- [Work instructions] Each record that follows should be repeated exactly, minus any images.

————————

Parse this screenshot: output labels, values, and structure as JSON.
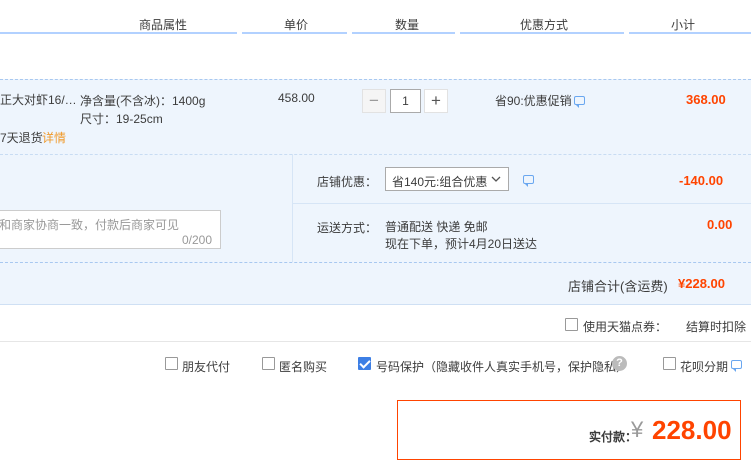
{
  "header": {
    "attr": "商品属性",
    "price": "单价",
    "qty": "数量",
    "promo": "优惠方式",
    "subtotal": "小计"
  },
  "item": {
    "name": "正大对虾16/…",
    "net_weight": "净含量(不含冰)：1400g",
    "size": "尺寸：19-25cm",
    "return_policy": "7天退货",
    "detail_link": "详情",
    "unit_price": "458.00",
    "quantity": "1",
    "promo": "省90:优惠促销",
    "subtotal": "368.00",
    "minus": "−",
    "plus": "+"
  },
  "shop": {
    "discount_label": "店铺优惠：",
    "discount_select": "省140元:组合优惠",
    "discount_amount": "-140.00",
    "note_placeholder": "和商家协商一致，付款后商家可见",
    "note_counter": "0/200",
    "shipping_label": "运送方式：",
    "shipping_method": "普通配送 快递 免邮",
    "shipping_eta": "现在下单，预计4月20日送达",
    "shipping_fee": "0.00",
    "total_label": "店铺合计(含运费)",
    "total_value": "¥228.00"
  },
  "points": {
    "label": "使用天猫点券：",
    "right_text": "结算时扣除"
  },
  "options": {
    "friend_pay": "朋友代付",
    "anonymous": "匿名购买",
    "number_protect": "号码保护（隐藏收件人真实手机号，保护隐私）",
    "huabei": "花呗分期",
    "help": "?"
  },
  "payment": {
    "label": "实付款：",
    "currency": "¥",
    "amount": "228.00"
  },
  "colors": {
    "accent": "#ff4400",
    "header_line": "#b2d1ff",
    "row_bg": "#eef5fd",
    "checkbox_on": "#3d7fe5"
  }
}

————————

- [Output for this task]
Parse this screenshot: output labels, values, and structure as JSON.
{
  "header": {
    "attr": "商品属性",
    "price": "单价",
    "qty": "数量",
    "promo": "优惠方式",
    "subtotal": "小计"
  },
  "item": {
    "name": "正大对虾16/…",
    "net_weight": "净含量(不含冰)：1400g",
    "size": "尺寸：19-25cm",
    "return_policy": "7天退货",
    "detail_link": "详情",
    "unit_price": "458.00",
    "quantity": "1",
    "promo": "省90:优惠促销",
    "subtotal": "368.00",
    "minus": "−",
    "plus": "+"
  },
  "shop": {
    "discount_label": "店铺优惠：",
    "discount_select": "省140元:组合优惠",
    "discount_amount": "-140.00",
    "note_placeholder": "和商家协商一致，付款后商家可见",
    "note_counter": "0/200",
    "shipping_label": "运送方式：",
    "shipping_method": "普通配送 快递 免邮",
    "shipping_eta": "现在下单，预计4月20日送达",
    "shipping_fee": "0.00",
    "total_label": "店铺合计(含运费)",
    "total_value": "¥228.00"
  },
  "points": {
    "label": "使用天猫点券：",
    "right_text": "结算时扣除"
  },
  "options": {
    "friend_pay": "朋友代付",
    "anonymous": "匿名购买",
    "number_protect": "号码保护（隐藏收件人真实手机号，保护隐私）",
    "huabei": "花呗分期",
    "help": "?"
  },
  "payment": {
    "label": "实付款：",
    "currency": "¥",
    "amount": "228.00"
  },
  "colors": {
    "accent": "#ff4400",
    "header_line": "#b2d1ff",
    "row_bg": "#eef5fd",
    "checkbox_on": "#3d7fe5"
  }
}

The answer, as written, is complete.